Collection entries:

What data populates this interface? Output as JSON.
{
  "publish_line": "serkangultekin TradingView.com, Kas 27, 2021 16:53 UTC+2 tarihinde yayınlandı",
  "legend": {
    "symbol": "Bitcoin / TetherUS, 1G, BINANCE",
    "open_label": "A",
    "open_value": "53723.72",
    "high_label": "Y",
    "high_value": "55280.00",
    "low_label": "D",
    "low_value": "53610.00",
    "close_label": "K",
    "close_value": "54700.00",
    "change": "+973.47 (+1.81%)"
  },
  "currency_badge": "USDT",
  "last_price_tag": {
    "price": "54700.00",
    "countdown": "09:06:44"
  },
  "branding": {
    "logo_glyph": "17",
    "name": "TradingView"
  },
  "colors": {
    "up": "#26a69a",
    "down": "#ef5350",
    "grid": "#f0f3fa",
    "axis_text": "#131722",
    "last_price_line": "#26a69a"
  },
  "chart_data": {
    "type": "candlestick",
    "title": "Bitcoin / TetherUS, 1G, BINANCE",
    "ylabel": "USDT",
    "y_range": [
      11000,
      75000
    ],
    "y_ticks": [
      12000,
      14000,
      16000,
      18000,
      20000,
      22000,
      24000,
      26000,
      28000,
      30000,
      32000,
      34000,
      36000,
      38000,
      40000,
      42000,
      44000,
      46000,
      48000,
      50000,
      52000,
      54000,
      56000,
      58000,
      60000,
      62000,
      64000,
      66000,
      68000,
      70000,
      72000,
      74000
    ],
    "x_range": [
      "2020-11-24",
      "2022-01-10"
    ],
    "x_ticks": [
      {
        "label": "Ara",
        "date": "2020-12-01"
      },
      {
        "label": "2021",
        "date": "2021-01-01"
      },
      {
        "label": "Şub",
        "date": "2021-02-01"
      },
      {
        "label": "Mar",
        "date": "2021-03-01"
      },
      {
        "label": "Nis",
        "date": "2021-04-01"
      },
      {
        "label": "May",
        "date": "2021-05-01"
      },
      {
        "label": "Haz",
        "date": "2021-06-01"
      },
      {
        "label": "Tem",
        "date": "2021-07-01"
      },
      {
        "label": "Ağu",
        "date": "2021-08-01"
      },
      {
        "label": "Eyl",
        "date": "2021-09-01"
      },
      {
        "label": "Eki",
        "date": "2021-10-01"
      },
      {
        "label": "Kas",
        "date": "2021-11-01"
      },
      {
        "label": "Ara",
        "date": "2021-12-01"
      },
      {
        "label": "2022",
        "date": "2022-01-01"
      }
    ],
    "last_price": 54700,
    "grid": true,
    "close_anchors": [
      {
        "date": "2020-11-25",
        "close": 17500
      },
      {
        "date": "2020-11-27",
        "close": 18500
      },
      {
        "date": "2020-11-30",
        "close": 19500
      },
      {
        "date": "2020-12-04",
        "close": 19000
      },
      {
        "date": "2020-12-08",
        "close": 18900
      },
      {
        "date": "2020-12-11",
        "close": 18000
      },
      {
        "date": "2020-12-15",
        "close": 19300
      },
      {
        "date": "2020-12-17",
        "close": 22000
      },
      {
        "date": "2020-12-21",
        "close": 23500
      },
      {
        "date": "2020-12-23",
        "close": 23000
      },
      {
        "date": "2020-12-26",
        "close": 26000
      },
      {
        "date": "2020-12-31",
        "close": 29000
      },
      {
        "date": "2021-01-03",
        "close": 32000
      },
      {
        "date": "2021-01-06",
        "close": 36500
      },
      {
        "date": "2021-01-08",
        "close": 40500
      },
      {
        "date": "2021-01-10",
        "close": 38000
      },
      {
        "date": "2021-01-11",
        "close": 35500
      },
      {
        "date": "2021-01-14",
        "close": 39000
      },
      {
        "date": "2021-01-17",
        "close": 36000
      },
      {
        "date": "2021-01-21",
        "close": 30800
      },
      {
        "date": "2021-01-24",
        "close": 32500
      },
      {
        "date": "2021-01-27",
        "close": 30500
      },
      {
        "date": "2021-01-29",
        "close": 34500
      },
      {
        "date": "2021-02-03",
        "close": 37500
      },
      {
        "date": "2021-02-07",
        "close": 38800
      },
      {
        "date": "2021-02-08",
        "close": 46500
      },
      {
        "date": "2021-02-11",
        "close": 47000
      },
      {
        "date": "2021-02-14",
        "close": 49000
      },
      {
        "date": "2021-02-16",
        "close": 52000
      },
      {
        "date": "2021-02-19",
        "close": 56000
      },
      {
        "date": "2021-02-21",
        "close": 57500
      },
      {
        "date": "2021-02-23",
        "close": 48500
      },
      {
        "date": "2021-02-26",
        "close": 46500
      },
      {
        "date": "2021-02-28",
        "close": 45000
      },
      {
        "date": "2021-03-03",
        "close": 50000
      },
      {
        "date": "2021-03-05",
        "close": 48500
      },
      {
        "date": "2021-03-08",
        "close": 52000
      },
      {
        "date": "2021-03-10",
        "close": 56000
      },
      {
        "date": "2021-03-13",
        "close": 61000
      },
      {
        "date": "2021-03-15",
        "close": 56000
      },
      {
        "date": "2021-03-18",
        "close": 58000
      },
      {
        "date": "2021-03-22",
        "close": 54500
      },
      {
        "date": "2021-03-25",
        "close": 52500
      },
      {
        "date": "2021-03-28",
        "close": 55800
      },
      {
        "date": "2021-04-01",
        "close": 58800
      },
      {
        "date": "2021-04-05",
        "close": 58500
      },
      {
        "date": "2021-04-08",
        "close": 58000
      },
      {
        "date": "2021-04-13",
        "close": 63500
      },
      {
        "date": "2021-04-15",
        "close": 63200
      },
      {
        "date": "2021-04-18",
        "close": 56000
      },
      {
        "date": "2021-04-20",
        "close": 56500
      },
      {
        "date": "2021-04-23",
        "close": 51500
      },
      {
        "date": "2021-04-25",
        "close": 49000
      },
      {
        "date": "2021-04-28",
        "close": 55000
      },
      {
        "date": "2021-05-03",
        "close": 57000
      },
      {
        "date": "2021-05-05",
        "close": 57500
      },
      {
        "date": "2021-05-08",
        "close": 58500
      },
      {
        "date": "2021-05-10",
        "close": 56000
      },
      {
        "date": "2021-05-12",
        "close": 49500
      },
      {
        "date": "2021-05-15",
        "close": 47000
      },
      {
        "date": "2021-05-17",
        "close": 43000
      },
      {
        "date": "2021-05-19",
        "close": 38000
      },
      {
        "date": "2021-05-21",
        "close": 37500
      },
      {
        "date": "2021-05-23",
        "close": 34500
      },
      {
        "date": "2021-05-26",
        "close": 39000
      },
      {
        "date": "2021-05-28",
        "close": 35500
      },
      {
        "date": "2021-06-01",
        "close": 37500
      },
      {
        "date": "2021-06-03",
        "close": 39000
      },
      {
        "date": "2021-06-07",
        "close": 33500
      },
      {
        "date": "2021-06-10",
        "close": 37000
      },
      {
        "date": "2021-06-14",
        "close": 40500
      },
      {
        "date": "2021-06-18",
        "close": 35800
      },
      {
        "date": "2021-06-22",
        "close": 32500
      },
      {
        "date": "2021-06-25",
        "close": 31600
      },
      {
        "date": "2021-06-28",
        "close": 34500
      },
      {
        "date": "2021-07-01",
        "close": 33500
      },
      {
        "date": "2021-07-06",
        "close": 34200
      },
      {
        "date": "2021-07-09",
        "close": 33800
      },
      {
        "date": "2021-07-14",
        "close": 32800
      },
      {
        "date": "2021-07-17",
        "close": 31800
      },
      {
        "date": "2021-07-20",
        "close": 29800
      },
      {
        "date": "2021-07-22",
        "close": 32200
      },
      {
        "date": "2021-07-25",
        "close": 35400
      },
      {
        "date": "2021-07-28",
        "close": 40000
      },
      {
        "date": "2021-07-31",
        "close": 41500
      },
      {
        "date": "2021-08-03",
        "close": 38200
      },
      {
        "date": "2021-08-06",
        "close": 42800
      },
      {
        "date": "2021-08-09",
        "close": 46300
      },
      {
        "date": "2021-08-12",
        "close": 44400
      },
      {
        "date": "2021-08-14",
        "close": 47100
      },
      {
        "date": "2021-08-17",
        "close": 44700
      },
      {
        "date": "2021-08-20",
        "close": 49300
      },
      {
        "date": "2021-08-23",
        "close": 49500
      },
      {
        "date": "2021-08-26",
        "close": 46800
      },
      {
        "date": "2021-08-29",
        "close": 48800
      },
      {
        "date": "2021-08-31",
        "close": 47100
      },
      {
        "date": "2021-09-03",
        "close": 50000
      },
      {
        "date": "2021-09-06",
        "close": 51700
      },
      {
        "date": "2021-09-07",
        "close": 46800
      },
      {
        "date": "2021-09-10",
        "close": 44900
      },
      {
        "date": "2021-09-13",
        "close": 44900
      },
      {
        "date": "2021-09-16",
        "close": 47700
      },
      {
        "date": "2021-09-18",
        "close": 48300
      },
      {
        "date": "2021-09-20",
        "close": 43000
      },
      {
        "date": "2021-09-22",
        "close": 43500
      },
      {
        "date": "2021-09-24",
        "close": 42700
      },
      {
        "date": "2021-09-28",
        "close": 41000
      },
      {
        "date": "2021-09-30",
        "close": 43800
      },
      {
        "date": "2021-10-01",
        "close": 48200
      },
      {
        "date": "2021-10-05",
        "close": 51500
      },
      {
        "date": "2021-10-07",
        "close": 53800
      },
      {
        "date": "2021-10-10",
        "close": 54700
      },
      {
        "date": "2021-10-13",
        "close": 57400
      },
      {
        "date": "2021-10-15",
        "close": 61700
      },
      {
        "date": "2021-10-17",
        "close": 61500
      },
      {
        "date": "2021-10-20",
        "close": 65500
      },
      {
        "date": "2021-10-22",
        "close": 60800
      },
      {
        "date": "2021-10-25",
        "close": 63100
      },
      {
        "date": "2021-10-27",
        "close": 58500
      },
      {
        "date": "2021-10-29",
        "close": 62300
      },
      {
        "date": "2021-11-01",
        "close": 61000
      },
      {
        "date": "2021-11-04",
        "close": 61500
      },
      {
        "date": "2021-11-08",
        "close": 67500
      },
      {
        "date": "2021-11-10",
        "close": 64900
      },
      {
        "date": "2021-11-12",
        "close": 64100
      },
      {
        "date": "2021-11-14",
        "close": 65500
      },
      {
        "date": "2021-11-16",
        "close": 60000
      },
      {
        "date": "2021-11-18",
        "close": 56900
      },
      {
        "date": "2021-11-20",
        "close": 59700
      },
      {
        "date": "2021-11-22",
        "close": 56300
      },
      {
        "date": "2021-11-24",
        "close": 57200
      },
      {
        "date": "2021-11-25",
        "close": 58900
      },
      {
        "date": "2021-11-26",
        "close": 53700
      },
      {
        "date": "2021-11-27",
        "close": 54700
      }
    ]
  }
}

Given instruction:
Copy each line of the preceding data that contains the string "Bitcoin".

Correct result:
    "symbol": "Bitcoin / TetherUS, 1G, BINANCE",
    "title": "Bitcoin / TetherUS, 1G, BINANCE",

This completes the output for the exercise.